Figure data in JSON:

** BEGIN **

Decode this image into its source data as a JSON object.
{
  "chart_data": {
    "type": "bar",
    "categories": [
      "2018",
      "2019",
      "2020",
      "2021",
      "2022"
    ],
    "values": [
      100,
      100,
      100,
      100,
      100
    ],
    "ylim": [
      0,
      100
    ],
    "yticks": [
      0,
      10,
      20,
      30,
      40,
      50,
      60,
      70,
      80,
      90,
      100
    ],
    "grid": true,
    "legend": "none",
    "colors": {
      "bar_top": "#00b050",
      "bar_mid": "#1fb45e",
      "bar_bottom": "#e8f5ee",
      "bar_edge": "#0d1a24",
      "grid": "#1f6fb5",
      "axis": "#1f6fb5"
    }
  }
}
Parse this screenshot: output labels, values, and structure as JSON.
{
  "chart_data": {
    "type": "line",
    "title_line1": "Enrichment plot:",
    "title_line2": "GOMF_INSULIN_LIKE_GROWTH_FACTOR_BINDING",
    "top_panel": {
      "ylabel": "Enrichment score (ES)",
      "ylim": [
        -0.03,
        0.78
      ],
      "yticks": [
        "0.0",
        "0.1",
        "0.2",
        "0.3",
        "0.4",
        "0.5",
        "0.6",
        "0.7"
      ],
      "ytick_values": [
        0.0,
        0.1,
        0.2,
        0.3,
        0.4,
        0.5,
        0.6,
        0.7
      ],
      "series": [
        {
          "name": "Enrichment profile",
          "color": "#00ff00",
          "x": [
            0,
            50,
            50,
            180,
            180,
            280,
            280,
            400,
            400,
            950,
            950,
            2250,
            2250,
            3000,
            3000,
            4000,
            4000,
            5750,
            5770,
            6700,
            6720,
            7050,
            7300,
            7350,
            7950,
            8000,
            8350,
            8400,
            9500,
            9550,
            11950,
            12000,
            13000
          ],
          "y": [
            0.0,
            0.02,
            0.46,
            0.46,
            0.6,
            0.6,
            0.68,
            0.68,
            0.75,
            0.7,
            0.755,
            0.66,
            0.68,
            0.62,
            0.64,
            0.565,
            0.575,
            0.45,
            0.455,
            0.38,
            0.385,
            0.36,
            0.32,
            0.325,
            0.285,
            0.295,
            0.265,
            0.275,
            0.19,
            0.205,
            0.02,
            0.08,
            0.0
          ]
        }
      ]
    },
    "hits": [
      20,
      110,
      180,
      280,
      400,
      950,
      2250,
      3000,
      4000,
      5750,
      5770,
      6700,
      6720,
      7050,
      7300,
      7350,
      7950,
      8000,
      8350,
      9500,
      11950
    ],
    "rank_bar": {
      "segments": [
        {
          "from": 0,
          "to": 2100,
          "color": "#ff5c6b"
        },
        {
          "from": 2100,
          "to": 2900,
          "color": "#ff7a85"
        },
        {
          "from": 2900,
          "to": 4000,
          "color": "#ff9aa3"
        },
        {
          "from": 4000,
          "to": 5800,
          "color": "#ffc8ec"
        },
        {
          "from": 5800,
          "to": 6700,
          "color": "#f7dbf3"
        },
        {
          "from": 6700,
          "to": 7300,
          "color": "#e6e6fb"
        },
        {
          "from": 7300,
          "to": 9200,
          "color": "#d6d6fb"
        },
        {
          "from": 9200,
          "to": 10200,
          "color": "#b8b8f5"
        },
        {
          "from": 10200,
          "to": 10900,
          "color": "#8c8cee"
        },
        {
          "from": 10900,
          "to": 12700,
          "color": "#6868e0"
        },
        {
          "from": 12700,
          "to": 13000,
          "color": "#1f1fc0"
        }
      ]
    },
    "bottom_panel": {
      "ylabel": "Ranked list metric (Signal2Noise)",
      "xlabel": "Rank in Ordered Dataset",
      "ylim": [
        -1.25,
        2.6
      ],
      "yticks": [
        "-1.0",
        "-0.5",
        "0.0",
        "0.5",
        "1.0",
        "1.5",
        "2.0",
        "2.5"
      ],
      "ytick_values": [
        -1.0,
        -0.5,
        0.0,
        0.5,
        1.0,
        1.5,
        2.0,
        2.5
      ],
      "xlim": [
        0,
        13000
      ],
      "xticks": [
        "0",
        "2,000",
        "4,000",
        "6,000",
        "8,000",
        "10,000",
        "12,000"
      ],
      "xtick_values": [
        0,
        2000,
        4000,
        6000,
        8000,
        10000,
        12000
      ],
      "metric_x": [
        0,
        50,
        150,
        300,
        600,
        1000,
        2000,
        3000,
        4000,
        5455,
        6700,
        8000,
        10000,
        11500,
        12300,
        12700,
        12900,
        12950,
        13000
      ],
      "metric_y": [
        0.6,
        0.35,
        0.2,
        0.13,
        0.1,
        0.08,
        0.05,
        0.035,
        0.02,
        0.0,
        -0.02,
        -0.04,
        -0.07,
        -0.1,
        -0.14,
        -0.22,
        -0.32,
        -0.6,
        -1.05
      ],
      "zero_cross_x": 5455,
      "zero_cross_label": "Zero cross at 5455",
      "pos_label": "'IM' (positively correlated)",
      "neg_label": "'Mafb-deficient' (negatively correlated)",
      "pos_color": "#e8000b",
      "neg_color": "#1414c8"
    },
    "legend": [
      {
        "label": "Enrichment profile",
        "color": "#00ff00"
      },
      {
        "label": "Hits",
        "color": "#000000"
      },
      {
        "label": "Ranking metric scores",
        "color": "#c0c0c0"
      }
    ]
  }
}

** END **

Pull out each record as written and restate it exactly.

Decode this image into its source data as a JSON object.
{
  "chart_data": {
    "type": "bar",
    "categories": [
      "2018",
      "2019",
      "2020",
      "2021",
      "2022"
    ],
    "values": [
      100,
      100,
      100,
      100,
      100
    ],
    "ylim": [
      0,
      100
    ],
    "yticks": [
      0,
      10,
      20,
      30,
      40,
      50,
      60,
      70,
      80,
      90,
      100
    ],
    "grid": true,
    "legend": "none",
    "colors": {
      "bar_top": "#00b050",
      "bar_mid": "#1fb45e",
      "bar_bottom": "#e8f5ee",
      "bar_edge": "#0d1a24",
      "grid": "#1f6fb5",
      "axis": "#1f6fb5"
    }
  }
}
Parse this screenshot: output labels, values, and structure as JSON.
{
  "chart_data": {
    "type": "line",
    "title_line1": "Enrichment plot:",
    "title_line2": "GOMF_INSULIN_LIKE_GROWTH_FACTOR_BINDING",
    "top_panel": {
      "ylabel": "Enrichment score (ES)",
      "ylim": [
        -0.03,
        0.78
      ],
      "yticks": [
        "0.0",
        "0.1",
        "0.2",
        "0.3",
        "0.4",
        "0.5",
        "0.6",
        "0.7"
      ],
      "ytick_values": [
        0.0,
        0.1,
        0.2,
        0.3,
        0.4,
        0.5,
        0.6,
        0.7
      ],
      "series": [
        {
          "name": "Enrichment profile",
          "color": "#00ff00",
          "x": [
            0,
            50,
            50,
            180,
            180,
            280,
            280,
            400,
            400,
            950,
            950,
            2250,
            2250,
            3000,
            3000,
            4000,
            4000,
            5750,
            5770,
            6700,
            6720,
            7050,
            7300,
            7350,
            7950,
            8000,
            8350,
            8400,
            9500,
            9550,
            11950,
            12000,
            13000
          ],
          "y": [
            0.0,
            0.02,
            0.46,
            0.46,
            0.6,
            0.6,
            0.68,
            0.68,
            0.75,
            0.7,
            0.755,
            0.66,
            0.68,
            0.62,
            0.64,
            0.565,
            0.575,
            0.45,
            0.455,
            0.38,
            0.385,
            0.36,
            0.32,
            0.325,
            0.285,
            0.295,
            0.265,
            0.275,
            0.19,
            0.205,
            0.02,
            0.08,
            0.0
          ]
        }
      ]
    },
    "hits": [
      20,
      110,
      180,
      280,
      400,
      950,
      2250,
      3000,
      4000,
      5750,
      5770,
      6700,
      6720,
      7050,
      7300,
      7350,
      7950,
      8000,
      8350,
      9500,
      11950
    ],
    "rank_bar": {
      "segments": [
        {
          "from": 0,
          "to": 2100,
          "color": "#ff5c6b"
        },
        {
          "from": 2100,
          "to": 2900,
          "color": "#ff7a85"
        },
        {
          "from": 2900,
          "to": 4000,
          "color": "#ff9aa3"
        },
        {
          "from": 4000,
          "to": 5800,
          "color": "#ffc8ec"
        },
        {
          "from": 5800,
          "to": 6700,
          "color": "#f7dbf3"
        },
        {
          "from": 6700,
          "to": 7300,
          "color": "#e6e6fb"
        },
        {
          "from": 7300,
          "to": 9200,
          "color": "#d6d6fb"
        },
        {
          "from": 9200,
          "to": 10200,
          "color": "#b8b8f5"
        },
        {
          "from": 10200,
          "to": 10900,
          "color": "#8c8cee"
        },
        {
          "from": 10900,
          "to": 12700,
          "color": "#6868e0"
        },
        {
          "from": 12700,
          "to": 13000,
          "color": "#1f1fc0"
        }
      ]
    },
    "bottom_panel": {
      "ylabel": "Ranked list metric (Signal2Noise)",
      "xlabel": "Rank in Ordered Dataset",
      "ylim": [
        -1.25,
        2.6
      ],
      "yticks": [
        "-1.0",
        "-0.5",
        "0.0",
        "0.5",
        "1.0",
        "1.5",
        "2.0",
        "2.5"
      ],
      "ytick_values": [
        -1.0,
        -0.5,
        0.0,
        0.5,
        1.0,
        1.5,
        2.0,
        2.5
      ],
      "xlim": [
        0,
        13000
      ],
      "xticks": [
        "0",
        "2,000",
        "4,000",
        "6,000",
        "8,000",
        "10,000",
        "12,000"
      ],
      "xtick_values": [
        0,
        2000,
        4000,
        6000,
        8000,
        10000,
        12000
      ],
      "metric_x": [
        0,
        50,
        150,
        300,
        600,
        1000,
        2000,
        3000,
        4000,
        5455,
        6700,
        8000,
        10000,
        11500,
        12300,
        12700,
        12900,
        12950,
        13000
      ],
      "metric_y": [
        0.6,
        0.35,
        0.2,
        0.13,
        0.1,
        0.08,
        0.05,
        0.035,
        0.02,
        0.0,
        -0.02,
        -0.04,
        -0.07,
        -0.1,
        -0.14,
        -0.22,
        -0.32,
        -0.6,
        -1.05
      ],
      "zero_cross_x": 5455,
      "zero_cross_label": "Zero cross at 5455",
      "pos_label": "'IM' (positively correlated)",
      "neg_label": "'Mafb-deficient' (negatively correlated)",
      "pos_color": "#e8000b",
      "neg_color": "#1414c8"
    },
    "legend": [
      {
        "label": "Enrichment profile",
        "color": "#00ff00"
      },
      {
        "label": "Hits",
        "color": "#000000"
      },
      {
        "label": "Ranking metric scores",
        "color": "#c0c0c0"
      }
    ]
  }
}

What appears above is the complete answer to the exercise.